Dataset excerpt
□ □ □ □ □

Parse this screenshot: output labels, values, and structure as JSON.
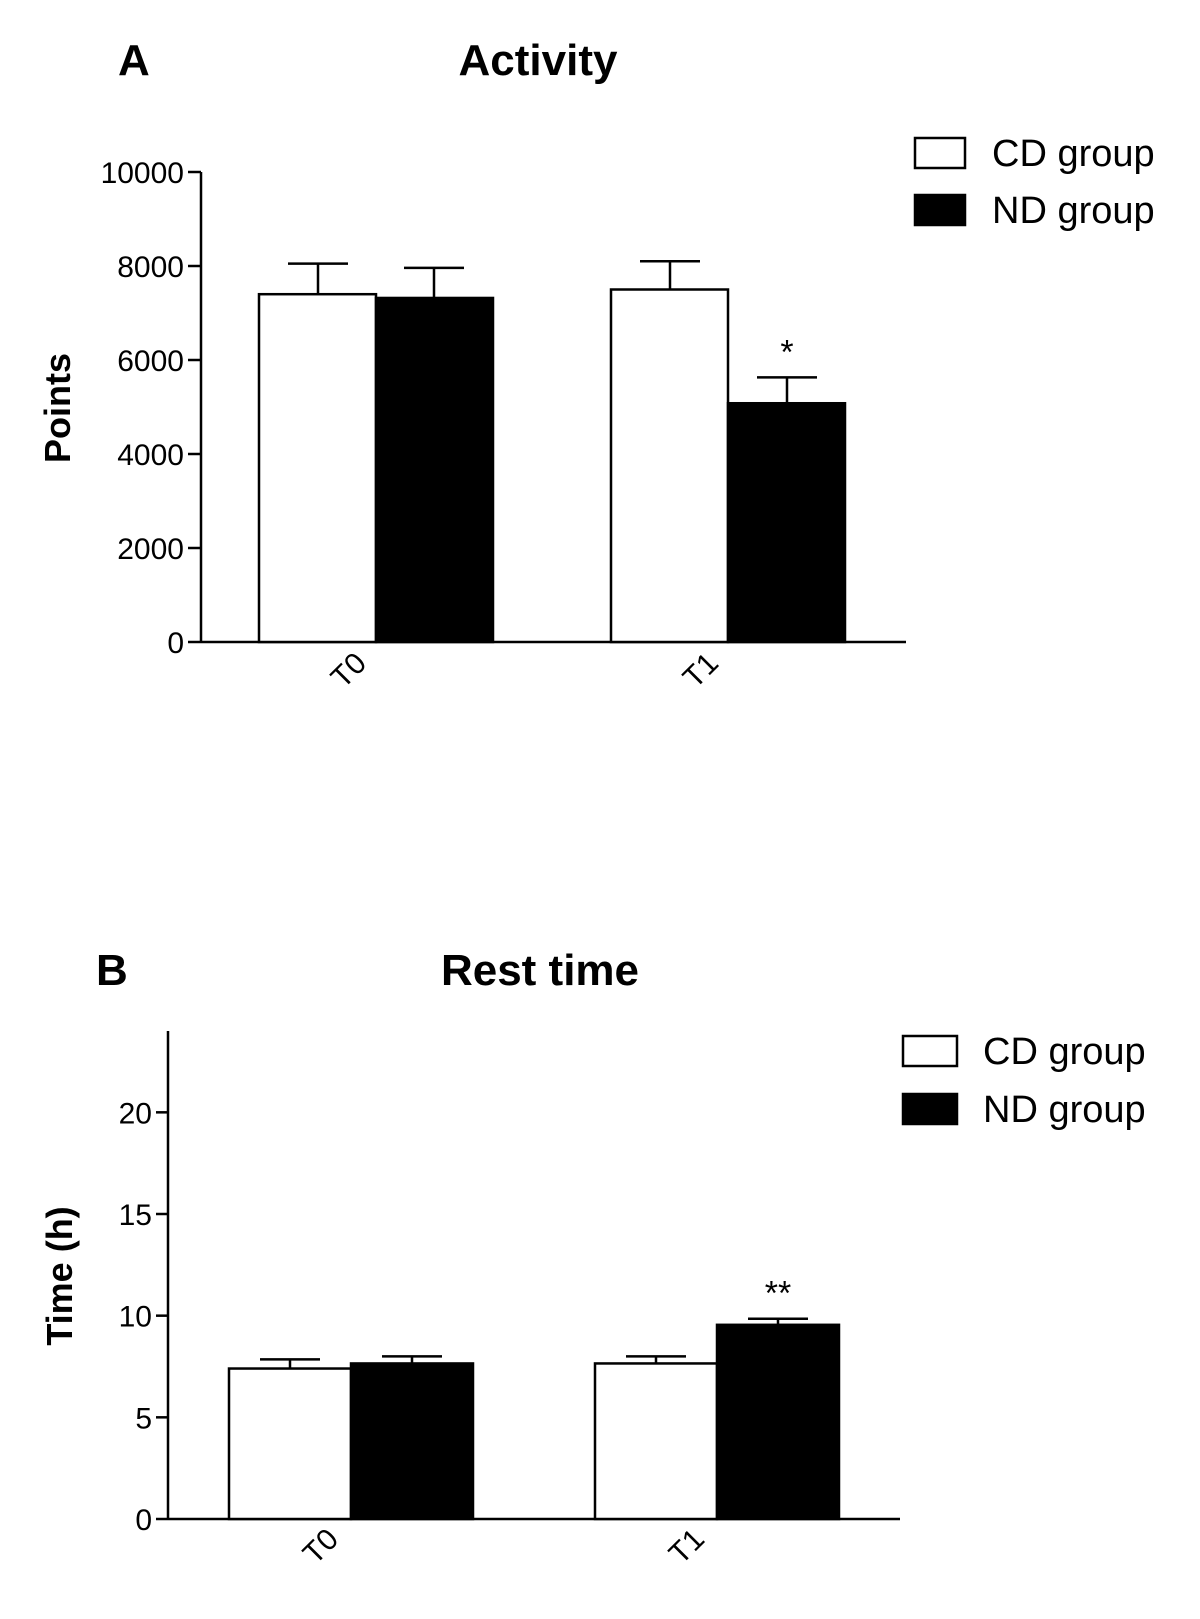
{
  "chart_data": [
    {
      "panel_letter": "A",
      "type": "bar",
      "title": "Activity",
      "xlabel": "",
      "ylabel": "Points",
      "ylim": [
        0,
        10000
      ],
      "yticks": [
        0,
        2000,
        4000,
        6000,
        8000,
        10000
      ],
      "ytick_labels": [
        "0",
        "2000",
        "4000",
        "6000",
        "8000",
        "10000"
      ],
      "categories": [
        "T0",
        "T1"
      ],
      "series": [
        {
          "name": "CD group",
          "color": "#ffffff",
          "values": [
            7400,
            7500
          ],
          "errors": [
            650,
            600
          ]
        },
        {
          "name": "ND group",
          "color": "#000000",
          "values": [
            7320,
            5080
          ],
          "errors": [
            640,
            550
          ]
        }
      ],
      "annotations": [
        {
          "category": "T1",
          "series": "ND group",
          "text": "*"
        }
      ],
      "legend": "top-right"
    },
    {
      "panel_letter": "B",
      "type": "bar",
      "title": "Rest time",
      "xlabel": "",
      "ylabel": "Time (h)",
      "ylim": [
        0,
        24
      ],
      "yticks": [
        0,
        5,
        10,
        15,
        20
      ],
      "ytick_labels": [
        "0",
        "5",
        "10",
        "15",
        "20"
      ],
      "categories": [
        "T0",
        "T1"
      ],
      "series": [
        {
          "name": "CD group",
          "color": "#ffffff",
          "values": [
            7.4,
            7.65
          ],
          "errors": [
            0.45,
            0.35
          ]
        },
        {
          "name": "ND group",
          "color": "#000000",
          "values": [
            7.65,
            9.55
          ],
          "errors": [
            0.35,
            0.3
          ]
        }
      ],
      "annotations": [
        {
          "category": "T1",
          "series": "ND group",
          "text": "**"
        }
      ],
      "legend": "top-right"
    }
  ]
}
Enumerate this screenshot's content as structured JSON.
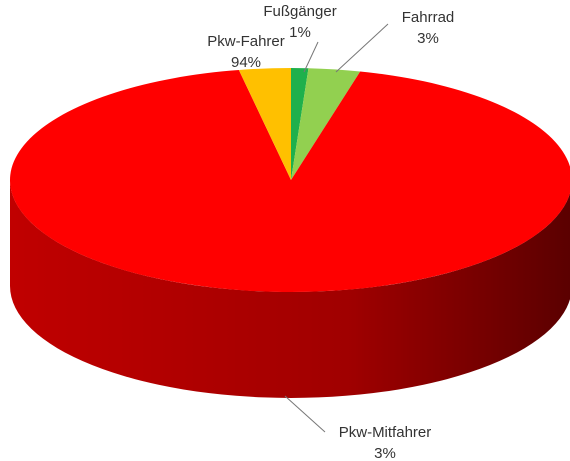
{
  "chart_data": {
    "type": "pie",
    "categories": [
      "Fußgänger",
      "Fahrrad",
      "Pkw-Fahrer",
      "Pkw-Mitfahrer"
    ],
    "values": [
      1,
      3,
      94,
      3
    ],
    "value_labels": [
      "1%",
      "3%",
      "94%",
      "3%"
    ],
    "colors": [
      "#1fb04c",
      "#92d050",
      "#ff0000",
      "#ffc000"
    ]
  }
}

□ □ □ □ □

Only lines with the word "screenshot" should be collected from the material.

Parse this screenshot: output labels, values, and structure as JSON.
Enumerate this screenshot's content as structured JSON.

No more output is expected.